• Extracted material:
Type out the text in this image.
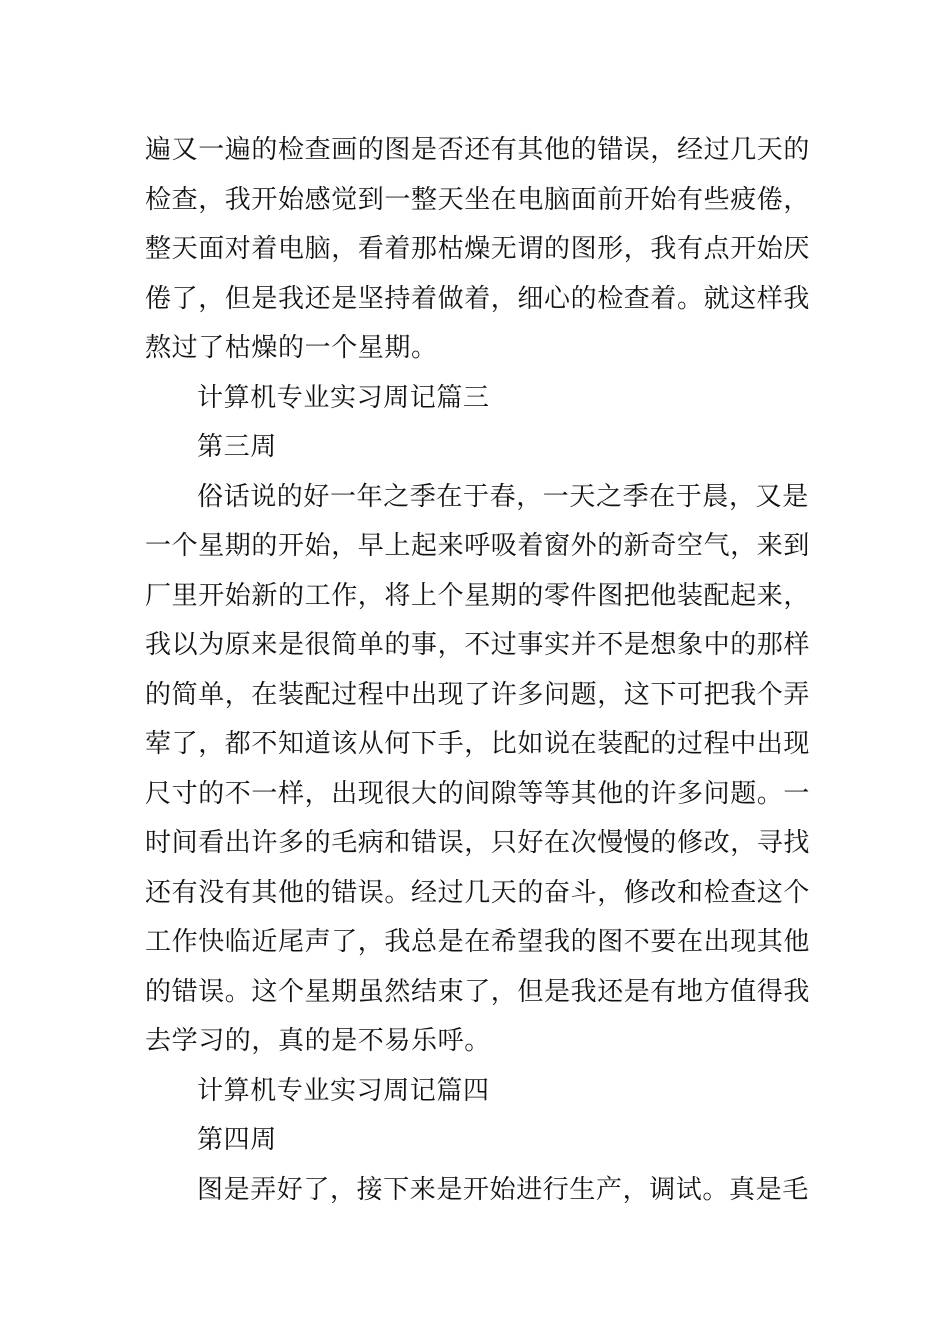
遍又一遍的检查画的图是否还有其他的错误，经过几天的
检查，我开始感觉到一整天坐在电脑面前开始有些疲倦，
整天面对着电脑，看着那枯燥无谓的图形，我有点开始厌
倦了，但是我还是坚持着做着，细心的检查着。就这样我
熬过了枯燥的一个星期。
计算机专业实习周记篇三
第三周
俗话说的好一年之季在于春，一天之季在于晨，又是
一个星期的开始，早上起来呼吸着窗外的新奇空气，来到
厂里开始新的工作，将上个星期的零件图把他装配起来，
我以为原来是很简单的事，不过事实并不是想象中的那样
的简单，在装配过程中出现了许多问题，这下可把我个弄
荤了，都不知道该从何下手，比如说在装配的过程中出现
尺寸的不一样，出现很大的间隙等等其他的许多问题。一
时间看出许多的毛病和错误，只好在次慢慢的修改，寻找
还有没有其他的错误。经过几天的奋斗，修改和检查这个
工作快临近尾声了，我总是在希望我的图不要在出现其他
的错误。这个星期虽然结束了，但是我还是有地方值得我
去学习的，真的是不易乐呼。
计算机专业实习周记篇四
第四周
图是弄好了，接下来是开始进行生产，调试。真是毛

• Work required:
Without the pictures, print the records in full, exactly as they appear.

• Solution for this task:
Type out the text in this image.
遍又一遍的检查画的图是否还有其他的错误，经过几天的
检查，我开始感觉到一整天坐在电脑面前开始有些疲倦，
整天面对着电脑，看着那枯燥无谓的图形，我有点开始厌
倦了，但是我还是坚持着做着，细心的检查着。就这样我
熬过了枯燥的一个星期。
计算机专业实习周记篇三
第三周
俗话说的好一年之季在于春，一天之季在于晨，又是
一个星期的开始，早上起来呼吸着窗外的新奇空气，来到
厂里开始新的工作，将上个星期的零件图把他装配起来，
我以为原来是很简单的事，不过事实并不是想象中的那样
的简单，在装配过程中出现了许多问题，这下可把我个弄
荤了，都不知道该从何下手，比如说在装配的过程中出现
尺寸的不一样，出现很大的间隙等等其他的许多问题。一
时间看出许多的毛病和错误，只好在次慢慢的修改，寻找
还有没有其他的错误。经过几天的奋斗，修改和检查这个
工作快临近尾声了，我总是在希望我的图不要在出现其他
的错误。这个星期虽然结束了，但是我还是有地方值得我
去学习的，真的是不易乐呼。
计算机专业实习周记篇四
第四周
图是弄好了，接下来是开始进行生产，调试。真是毛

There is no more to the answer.